> [What you have to do]
Every line containing the word "done" needs to be found and copied.

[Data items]

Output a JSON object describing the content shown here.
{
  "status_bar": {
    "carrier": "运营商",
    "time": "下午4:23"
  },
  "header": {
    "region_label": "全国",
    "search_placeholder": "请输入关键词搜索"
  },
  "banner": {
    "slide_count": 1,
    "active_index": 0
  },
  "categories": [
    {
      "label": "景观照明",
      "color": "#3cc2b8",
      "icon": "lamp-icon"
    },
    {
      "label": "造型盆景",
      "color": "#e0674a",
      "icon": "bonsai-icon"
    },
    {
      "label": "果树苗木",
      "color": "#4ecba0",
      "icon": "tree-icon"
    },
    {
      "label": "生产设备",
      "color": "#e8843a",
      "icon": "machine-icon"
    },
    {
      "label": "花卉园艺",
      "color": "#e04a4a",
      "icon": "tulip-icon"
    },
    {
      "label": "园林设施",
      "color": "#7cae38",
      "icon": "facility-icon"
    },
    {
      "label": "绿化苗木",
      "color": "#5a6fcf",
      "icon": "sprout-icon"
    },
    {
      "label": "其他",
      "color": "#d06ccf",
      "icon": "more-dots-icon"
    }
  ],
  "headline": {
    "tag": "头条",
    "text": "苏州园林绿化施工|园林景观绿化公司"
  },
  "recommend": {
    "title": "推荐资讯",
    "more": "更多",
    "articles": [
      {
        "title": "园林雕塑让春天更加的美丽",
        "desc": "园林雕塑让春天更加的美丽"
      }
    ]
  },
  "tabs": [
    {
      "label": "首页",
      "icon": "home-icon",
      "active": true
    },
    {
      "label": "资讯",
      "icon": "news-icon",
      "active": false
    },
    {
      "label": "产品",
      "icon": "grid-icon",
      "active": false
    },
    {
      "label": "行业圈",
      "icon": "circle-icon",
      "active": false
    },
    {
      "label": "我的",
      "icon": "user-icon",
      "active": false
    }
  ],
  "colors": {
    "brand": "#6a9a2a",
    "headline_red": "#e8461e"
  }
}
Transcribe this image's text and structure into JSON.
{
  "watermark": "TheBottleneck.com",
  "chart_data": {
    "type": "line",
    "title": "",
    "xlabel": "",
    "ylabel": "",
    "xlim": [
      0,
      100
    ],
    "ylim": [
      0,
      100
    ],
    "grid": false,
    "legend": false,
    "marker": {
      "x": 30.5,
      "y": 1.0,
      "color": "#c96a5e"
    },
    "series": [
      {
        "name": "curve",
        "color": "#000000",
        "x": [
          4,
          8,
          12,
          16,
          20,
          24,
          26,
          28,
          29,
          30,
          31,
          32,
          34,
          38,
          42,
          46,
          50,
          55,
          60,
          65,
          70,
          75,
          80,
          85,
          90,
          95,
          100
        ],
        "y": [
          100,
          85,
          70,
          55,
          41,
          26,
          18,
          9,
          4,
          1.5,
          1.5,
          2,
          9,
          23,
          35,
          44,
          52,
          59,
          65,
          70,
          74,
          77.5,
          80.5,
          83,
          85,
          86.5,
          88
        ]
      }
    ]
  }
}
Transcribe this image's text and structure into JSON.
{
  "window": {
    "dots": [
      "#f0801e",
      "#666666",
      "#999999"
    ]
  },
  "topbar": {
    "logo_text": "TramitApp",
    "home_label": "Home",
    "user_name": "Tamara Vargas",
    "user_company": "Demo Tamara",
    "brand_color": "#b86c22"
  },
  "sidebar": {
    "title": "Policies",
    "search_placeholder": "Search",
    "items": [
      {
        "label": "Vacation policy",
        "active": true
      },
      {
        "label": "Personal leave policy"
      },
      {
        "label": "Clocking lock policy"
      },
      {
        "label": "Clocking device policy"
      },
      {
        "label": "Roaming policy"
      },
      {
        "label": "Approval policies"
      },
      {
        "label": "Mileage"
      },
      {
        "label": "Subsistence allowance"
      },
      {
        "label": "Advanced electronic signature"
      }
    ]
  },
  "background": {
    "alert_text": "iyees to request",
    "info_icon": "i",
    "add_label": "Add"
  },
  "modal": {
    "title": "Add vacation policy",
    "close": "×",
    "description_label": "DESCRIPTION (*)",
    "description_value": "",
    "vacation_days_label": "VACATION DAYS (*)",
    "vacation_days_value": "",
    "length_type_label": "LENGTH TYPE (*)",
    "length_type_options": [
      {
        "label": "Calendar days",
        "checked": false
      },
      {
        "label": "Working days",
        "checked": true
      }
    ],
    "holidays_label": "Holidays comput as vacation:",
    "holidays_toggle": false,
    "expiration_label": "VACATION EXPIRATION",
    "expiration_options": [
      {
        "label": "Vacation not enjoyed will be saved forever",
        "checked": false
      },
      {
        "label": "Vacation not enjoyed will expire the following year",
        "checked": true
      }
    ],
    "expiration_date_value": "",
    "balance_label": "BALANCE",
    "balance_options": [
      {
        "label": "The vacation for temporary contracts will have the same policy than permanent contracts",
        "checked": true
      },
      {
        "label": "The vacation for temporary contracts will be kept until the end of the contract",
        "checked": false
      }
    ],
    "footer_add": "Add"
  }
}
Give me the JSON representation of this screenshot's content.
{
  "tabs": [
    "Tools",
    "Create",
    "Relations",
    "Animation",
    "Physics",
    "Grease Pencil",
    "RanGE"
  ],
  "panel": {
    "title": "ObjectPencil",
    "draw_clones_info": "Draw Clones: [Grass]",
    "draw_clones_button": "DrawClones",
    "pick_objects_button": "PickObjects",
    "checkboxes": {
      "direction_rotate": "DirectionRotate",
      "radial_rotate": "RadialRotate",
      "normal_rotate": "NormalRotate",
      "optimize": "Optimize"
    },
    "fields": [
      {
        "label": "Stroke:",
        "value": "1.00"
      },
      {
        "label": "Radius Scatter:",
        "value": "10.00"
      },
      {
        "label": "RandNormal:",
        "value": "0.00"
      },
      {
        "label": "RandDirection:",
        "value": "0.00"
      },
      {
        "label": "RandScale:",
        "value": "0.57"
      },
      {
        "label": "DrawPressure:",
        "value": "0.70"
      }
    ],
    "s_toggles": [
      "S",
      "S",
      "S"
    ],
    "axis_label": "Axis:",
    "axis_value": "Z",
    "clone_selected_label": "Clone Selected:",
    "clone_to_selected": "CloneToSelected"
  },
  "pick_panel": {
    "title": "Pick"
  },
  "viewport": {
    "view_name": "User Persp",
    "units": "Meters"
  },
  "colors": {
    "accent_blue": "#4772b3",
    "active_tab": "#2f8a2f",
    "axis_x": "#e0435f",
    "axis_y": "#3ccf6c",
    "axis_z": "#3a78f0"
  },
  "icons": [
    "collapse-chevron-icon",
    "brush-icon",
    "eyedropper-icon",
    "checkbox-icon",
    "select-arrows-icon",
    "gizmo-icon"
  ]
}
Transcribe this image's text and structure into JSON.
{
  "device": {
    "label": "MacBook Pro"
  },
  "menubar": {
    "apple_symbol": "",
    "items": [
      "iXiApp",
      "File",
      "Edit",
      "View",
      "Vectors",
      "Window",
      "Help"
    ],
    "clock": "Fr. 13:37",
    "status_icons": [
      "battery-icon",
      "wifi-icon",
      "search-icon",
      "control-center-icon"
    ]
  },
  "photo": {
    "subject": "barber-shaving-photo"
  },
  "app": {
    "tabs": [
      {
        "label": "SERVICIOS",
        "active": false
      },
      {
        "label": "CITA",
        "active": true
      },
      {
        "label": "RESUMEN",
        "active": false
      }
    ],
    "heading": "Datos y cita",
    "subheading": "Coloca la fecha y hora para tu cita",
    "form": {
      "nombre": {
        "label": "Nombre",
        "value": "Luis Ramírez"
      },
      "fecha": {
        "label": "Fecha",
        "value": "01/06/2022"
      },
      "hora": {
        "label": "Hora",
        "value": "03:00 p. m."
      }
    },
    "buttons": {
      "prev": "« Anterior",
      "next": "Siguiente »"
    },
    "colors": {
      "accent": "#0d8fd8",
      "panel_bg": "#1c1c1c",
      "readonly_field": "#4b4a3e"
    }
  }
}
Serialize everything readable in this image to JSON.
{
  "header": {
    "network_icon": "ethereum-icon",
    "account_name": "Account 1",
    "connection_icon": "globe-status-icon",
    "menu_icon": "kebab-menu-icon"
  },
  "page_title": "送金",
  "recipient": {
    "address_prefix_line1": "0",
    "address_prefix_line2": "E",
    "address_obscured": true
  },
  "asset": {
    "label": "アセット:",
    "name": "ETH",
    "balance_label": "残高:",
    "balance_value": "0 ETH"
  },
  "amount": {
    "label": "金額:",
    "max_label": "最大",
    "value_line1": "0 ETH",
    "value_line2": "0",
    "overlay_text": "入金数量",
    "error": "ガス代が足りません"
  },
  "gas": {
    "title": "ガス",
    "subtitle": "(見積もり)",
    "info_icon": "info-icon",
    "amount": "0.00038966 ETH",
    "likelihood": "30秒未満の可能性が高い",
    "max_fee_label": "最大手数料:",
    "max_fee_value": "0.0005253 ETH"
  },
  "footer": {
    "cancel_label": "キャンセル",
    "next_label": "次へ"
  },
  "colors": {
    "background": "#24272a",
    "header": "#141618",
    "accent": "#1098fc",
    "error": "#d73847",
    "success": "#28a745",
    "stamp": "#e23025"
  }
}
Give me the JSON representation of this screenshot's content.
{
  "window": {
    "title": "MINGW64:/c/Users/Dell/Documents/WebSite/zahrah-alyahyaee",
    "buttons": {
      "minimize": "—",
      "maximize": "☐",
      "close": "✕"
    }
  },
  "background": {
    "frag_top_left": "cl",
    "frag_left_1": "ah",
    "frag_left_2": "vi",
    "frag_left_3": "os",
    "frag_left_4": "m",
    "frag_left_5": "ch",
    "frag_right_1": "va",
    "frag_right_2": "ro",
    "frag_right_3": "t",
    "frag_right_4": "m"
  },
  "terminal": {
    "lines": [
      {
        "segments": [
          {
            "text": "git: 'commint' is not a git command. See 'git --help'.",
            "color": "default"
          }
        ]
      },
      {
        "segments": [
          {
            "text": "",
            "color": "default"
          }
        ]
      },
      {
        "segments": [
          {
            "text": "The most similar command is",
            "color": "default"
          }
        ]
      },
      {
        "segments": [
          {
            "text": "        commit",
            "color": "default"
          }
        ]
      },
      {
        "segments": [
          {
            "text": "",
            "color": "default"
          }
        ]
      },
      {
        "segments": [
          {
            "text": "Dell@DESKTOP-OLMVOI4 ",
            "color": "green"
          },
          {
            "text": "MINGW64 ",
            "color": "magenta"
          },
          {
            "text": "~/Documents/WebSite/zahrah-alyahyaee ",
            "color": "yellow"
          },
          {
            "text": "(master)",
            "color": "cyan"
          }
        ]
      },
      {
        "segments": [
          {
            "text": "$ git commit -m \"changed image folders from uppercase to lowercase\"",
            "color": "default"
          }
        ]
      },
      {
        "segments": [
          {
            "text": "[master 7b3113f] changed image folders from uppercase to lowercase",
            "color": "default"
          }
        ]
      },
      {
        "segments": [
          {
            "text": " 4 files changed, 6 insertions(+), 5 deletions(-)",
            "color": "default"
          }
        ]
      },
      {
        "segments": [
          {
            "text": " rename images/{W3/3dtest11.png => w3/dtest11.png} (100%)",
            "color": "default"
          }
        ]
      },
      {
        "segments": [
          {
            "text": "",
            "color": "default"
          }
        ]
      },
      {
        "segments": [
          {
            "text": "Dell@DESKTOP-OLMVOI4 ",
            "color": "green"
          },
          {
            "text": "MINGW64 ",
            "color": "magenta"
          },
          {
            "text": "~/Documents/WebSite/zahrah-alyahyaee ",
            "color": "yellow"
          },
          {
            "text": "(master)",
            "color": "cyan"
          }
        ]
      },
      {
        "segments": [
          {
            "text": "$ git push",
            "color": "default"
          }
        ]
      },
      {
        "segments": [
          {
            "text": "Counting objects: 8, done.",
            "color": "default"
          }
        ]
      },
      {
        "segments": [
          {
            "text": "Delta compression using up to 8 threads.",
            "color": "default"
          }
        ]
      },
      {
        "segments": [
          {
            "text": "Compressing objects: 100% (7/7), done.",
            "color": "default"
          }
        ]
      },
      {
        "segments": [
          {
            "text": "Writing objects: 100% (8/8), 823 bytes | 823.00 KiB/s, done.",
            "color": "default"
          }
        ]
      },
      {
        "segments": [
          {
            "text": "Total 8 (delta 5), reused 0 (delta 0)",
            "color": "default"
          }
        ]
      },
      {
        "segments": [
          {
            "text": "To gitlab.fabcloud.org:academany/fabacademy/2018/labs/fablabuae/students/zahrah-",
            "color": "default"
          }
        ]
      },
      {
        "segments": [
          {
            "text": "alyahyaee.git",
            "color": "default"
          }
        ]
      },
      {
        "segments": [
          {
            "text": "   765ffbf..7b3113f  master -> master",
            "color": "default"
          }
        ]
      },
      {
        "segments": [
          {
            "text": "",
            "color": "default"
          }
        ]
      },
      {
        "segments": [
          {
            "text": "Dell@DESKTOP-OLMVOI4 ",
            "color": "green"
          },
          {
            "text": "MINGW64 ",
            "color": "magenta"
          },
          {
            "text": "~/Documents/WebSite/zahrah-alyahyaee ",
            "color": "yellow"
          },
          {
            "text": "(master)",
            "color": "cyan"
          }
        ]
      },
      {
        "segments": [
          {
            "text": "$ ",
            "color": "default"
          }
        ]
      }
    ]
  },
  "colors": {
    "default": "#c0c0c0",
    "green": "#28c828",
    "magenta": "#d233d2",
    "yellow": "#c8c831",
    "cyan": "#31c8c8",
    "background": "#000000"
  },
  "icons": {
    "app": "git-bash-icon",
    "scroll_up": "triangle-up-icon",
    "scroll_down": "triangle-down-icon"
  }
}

> [Full answer]
            "text": "Counting objects: 8, done.",
            "text": "Compressing objects: 100% (7/7), done.",
            "text": "Writing objects: 100% (8/8), 823 bytes | 823.00 KiB/s, done.",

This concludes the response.